* BEGIN DATASET EXCERPTS *

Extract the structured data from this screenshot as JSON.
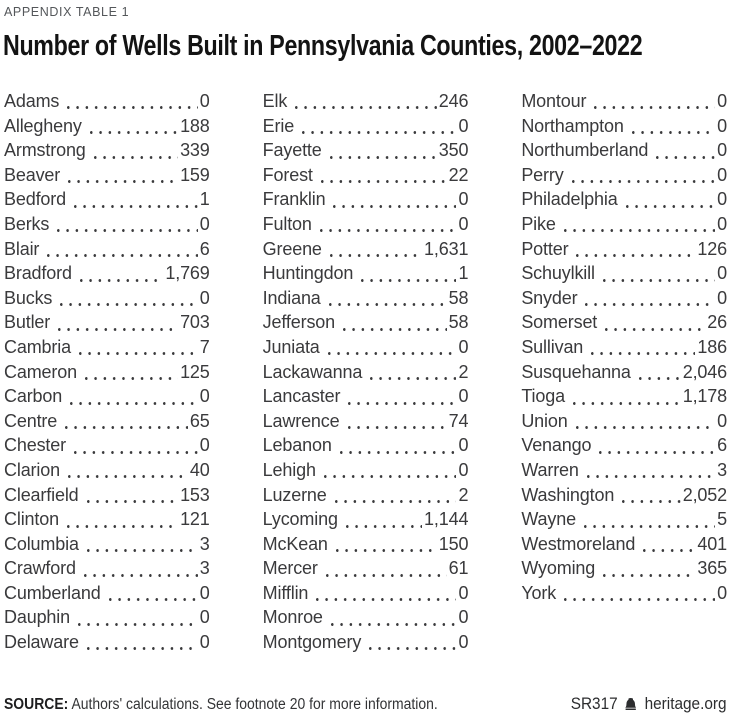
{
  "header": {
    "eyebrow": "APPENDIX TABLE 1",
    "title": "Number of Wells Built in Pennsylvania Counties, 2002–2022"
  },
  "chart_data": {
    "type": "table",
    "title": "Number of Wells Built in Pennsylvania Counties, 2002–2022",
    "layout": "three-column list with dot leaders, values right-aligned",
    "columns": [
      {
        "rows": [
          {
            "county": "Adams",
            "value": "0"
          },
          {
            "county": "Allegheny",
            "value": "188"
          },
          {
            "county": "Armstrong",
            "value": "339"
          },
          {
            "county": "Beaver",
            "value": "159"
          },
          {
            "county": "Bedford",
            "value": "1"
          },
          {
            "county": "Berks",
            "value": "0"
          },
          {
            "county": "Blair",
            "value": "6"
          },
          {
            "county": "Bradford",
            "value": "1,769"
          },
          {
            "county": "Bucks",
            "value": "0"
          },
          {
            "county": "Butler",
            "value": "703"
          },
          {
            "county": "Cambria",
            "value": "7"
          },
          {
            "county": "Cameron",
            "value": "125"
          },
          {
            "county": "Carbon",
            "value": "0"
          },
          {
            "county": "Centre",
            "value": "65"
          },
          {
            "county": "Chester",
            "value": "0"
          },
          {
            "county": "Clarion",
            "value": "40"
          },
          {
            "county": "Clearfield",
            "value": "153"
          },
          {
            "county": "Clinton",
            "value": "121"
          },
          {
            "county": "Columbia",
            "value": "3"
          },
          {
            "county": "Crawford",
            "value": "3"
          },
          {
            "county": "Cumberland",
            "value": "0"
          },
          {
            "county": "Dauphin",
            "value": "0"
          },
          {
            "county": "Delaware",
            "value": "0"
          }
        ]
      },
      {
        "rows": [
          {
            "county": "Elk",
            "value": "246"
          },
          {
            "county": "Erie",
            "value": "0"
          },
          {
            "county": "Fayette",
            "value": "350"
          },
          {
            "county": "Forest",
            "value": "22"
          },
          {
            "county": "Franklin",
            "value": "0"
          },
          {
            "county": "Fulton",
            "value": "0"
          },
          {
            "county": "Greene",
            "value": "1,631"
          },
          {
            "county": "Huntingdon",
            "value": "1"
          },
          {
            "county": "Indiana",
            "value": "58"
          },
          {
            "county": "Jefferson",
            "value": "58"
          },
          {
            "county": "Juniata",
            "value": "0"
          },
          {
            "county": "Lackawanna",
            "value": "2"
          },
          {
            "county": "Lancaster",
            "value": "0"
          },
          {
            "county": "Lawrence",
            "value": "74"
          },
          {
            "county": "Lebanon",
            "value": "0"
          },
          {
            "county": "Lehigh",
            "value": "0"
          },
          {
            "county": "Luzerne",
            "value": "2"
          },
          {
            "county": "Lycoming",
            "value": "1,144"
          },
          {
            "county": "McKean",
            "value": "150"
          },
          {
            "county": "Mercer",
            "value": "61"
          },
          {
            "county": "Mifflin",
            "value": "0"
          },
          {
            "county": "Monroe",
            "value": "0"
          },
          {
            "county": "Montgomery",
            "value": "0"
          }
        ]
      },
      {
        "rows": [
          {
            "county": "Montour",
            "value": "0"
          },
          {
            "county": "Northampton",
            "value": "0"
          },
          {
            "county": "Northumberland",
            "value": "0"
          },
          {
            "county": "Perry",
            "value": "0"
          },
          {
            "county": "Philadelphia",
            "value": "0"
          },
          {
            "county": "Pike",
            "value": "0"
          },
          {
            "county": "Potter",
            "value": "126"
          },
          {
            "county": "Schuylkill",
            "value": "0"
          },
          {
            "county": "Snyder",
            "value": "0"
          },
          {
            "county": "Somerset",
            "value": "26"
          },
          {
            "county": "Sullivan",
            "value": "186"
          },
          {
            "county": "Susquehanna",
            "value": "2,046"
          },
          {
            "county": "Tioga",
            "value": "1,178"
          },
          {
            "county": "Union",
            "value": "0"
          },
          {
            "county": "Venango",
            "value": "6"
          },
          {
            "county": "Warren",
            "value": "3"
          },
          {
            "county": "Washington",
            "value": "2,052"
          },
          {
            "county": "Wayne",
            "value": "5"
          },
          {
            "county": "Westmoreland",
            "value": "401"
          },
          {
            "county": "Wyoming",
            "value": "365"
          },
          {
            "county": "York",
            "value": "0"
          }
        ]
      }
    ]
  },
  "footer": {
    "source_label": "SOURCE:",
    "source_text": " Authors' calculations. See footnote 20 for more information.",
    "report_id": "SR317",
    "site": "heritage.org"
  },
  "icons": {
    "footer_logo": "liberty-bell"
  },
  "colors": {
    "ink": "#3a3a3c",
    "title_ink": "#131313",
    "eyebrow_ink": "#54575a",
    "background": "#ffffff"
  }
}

* END DATASET EXCERPTS *

_GIVEN EXERCISE_
Reproduce each line word for word and drop the pictures.

_FINAL RESULT_
Extract the structured data from this screenshot as JSON.
{
  "header": {
    "eyebrow": "APPENDIX TABLE 1",
    "title": "Number of Wells Built in Pennsylvania Counties, 2002–2022"
  },
  "chart_data": {
    "type": "table",
    "title": "Number of Wells Built in Pennsylvania Counties, 2002–2022",
    "layout": "three-column list with dot leaders, values right-aligned",
    "columns": [
      {
        "rows": [
          {
            "county": "Adams",
            "value": "0"
          },
          {
            "county": "Allegheny",
            "value": "188"
          },
          {
            "county": "Armstrong",
            "value": "339"
          },
          {
            "county": "Beaver",
            "value": "159"
          },
          {
            "county": "Bedford",
            "value": "1"
          },
          {
            "county": "Berks",
            "value": "0"
          },
          {
            "county": "Blair",
            "value": "6"
          },
          {
            "county": "Bradford",
            "value": "1,769"
          },
          {
            "county": "Bucks",
            "value": "0"
          },
          {
            "county": "Butler",
            "value": "703"
          },
          {
            "county": "Cambria",
            "value": "7"
          },
          {
            "county": "Cameron",
            "value": "125"
          },
          {
            "county": "Carbon",
            "value": "0"
          },
          {
            "county": "Centre",
            "value": "65"
          },
          {
            "county": "Chester",
            "value": "0"
          },
          {
            "county": "Clarion",
            "value": "40"
          },
          {
            "county": "Clearfield",
            "value": "153"
          },
          {
            "county": "Clinton",
            "value": "121"
          },
          {
            "county": "Columbia",
            "value": "3"
          },
          {
            "county": "Crawford",
            "value": "3"
          },
          {
            "county": "Cumberland",
            "value": "0"
          },
          {
            "county": "Dauphin",
            "value": "0"
          },
          {
            "county": "Delaware",
            "value": "0"
          }
        ]
      },
      {
        "rows": [
          {
            "county": "Elk",
            "value": "246"
          },
          {
            "county": "Erie",
            "value": "0"
          },
          {
            "county": "Fayette",
            "value": "350"
          },
          {
            "county": "Forest",
            "value": "22"
          },
          {
            "county": "Franklin",
            "value": "0"
          },
          {
            "county": "Fulton",
            "value": "0"
          },
          {
            "county": "Greene",
            "value": "1,631"
          },
          {
            "county": "Huntingdon",
            "value": "1"
          },
          {
            "county": "Indiana",
            "value": "58"
          },
          {
            "county": "Jefferson",
            "value": "58"
          },
          {
            "county": "Juniata",
            "value": "0"
          },
          {
            "county": "Lackawanna",
            "value": "2"
          },
          {
            "county": "Lancaster",
            "value": "0"
          },
          {
            "county": "Lawrence",
            "value": "74"
          },
          {
            "county": "Lebanon",
            "value": "0"
          },
          {
            "county": "Lehigh",
            "value": "0"
          },
          {
            "county": "Luzerne",
            "value": "2"
          },
          {
            "county": "Lycoming",
            "value": "1,144"
          },
          {
            "county": "McKean",
            "value": "150"
          },
          {
            "county": "Mercer",
            "value": "61"
          },
          {
            "county": "Mifflin",
            "value": "0"
          },
          {
            "county": "Monroe",
            "value": "0"
          },
          {
            "county": "Montgomery",
            "value": "0"
          }
        ]
      },
      {
        "rows": [
          {
            "county": "Montour",
            "value": "0"
          },
          {
            "county": "Northampton",
            "value": "0"
          },
          {
            "county": "Northumberland",
            "value": "0"
          },
          {
            "county": "Perry",
            "value": "0"
          },
          {
            "county": "Philadelphia",
            "value": "0"
          },
          {
            "county": "Pike",
            "value": "0"
          },
          {
            "county": "Potter",
            "value": "126"
          },
          {
            "county": "Schuylkill",
            "value": "0"
          },
          {
            "county": "Snyder",
            "value": "0"
          },
          {
            "county": "Somerset",
            "value": "26"
          },
          {
            "county": "Sullivan",
            "value": "186"
          },
          {
            "county": "Susquehanna",
            "value": "2,046"
          },
          {
            "county": "Tioga",
            "value": "1,178"
          },
          {
            "county": "Union",
            "value": "0"
          },
          {
            "county": "Venango",
            "value": "6"
          },
          {
            "county": "Warren",
            "value": "3"
          },
          {
            "county": "Washington",
            "value": "2,052"
          },
          {
            "county": "Wayne",
            "value": "5"
          },
          {
            "county": "Westmoreland",
            "value": "401"
          },
          {
            "county": "Wyoming",
            "value": "365"
          },
          {
            "county": "York",
            "value": "0"
          }
        ]
      }
    ]
  },
  "footer": {
    "source_label": "SOURCE:",
    "source_text": " Authors' calculations. See footnote 20 for more information.",
    "report_id": "SR317",
    "site": "heritage.org"
  },
  "icons": {
    "footer_logo": "liberty-bell"
  },
  "colors": {
    "ink": "#3a3a3c",
    "title_ink": "#131313",
    "eyebrow_ink": "#54575a",
    "background": "#ffffff"
  }
}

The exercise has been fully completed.